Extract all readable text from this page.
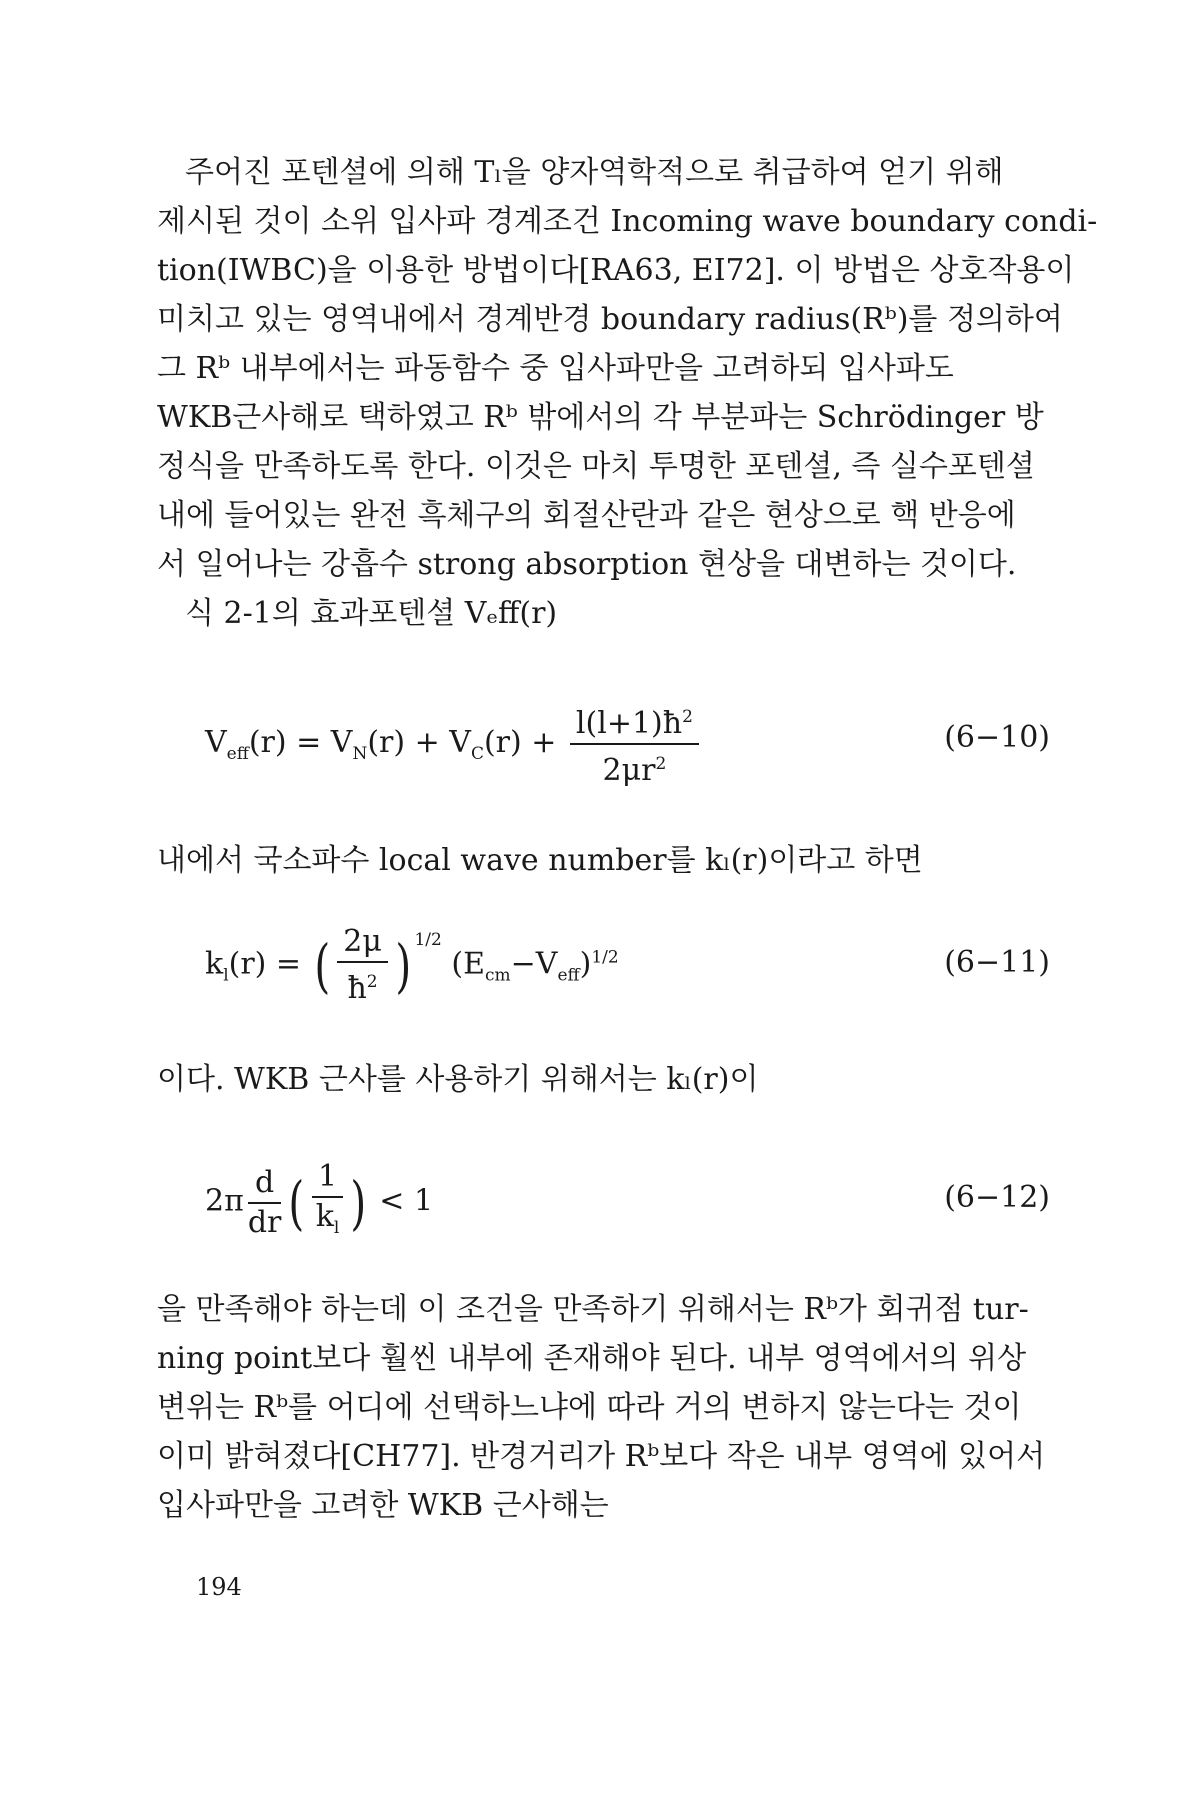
주어진 포텐셜에 의해 Tₗ을 양자역학적으로 취급하여 얻기 위해
제시된 것이 소위 입사파 경계조건 Incoming wave boundary condi-
tion(IWBC)을 이용한 방법이다[RA63, EI72]. 이 방법은 상호작용이
미치고 있는 영역내에서 경계반경 boundary radius(Rᵇ)를 정의하여
그 Rᵇ 내부에서는 파동함수 중 입사파만을 고려하되 입사파도
WKB근사해로 택하였고 Rᵇ 밖에서의 각 부분파는 Schrödinger 방
정식을 만족하도록 한다. 이것은 마치 투명한 포텐셜, 즉 실수포텐셜
내에 들어있는 완전 흑체구의 회절산란과 같은 현상으로 핵 반응에
서 일어나는 강흡수 strong absorption 현상을 대변하는 것이다.
식 2-1의 효과포텐셜 Vₑff(r)
$V_{eff}(r) = V_N(r) + V_C(r) + \frac{l(l+1)ħ^2}{2\mu r^2}$	(6−10)
내에서 국소파수 local wave number를 kₗ(r)이라고 하면
$k_l(r)$ = ( $\frac{2\mu}{ħ^2}$ ) $^{1/2}$ $(E_{cm}-V_{eff})^{1/2}$	(6−11)
이다. WKB 근사를 사용하기 위해서는 kₗ(r)이
$2\pi \frac{d}{dr}$ ( $\frac{1}{k_l}$ ) < 1	(6−12)
을 만족해야 하는데 이 조건을 만족하기 위해서는 Rᵇ가 회귀점 tur-
ning point보다 훨씬 내부에 존재해야 된다. 내부 영역에서의 위상
변위는 Rᵇ를 어디에 선택하느냐에 따라 거의 변하지 않는다는 것이
이미 밝혀졌다[CH77]. 반경거리가 Rᵇ보다 작은 내부 영역에 있어서
입사파만을 고려한 WKB 근사해는
194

→ Task to complete
Look through the data and gather every line with the string "wave" in it.

→ Task result
제시된 것이 소위 입사파 경계조건 Incoming wave boundary condi-
내에서 국소파수 local wave number를 kₗ(r)이라고 하면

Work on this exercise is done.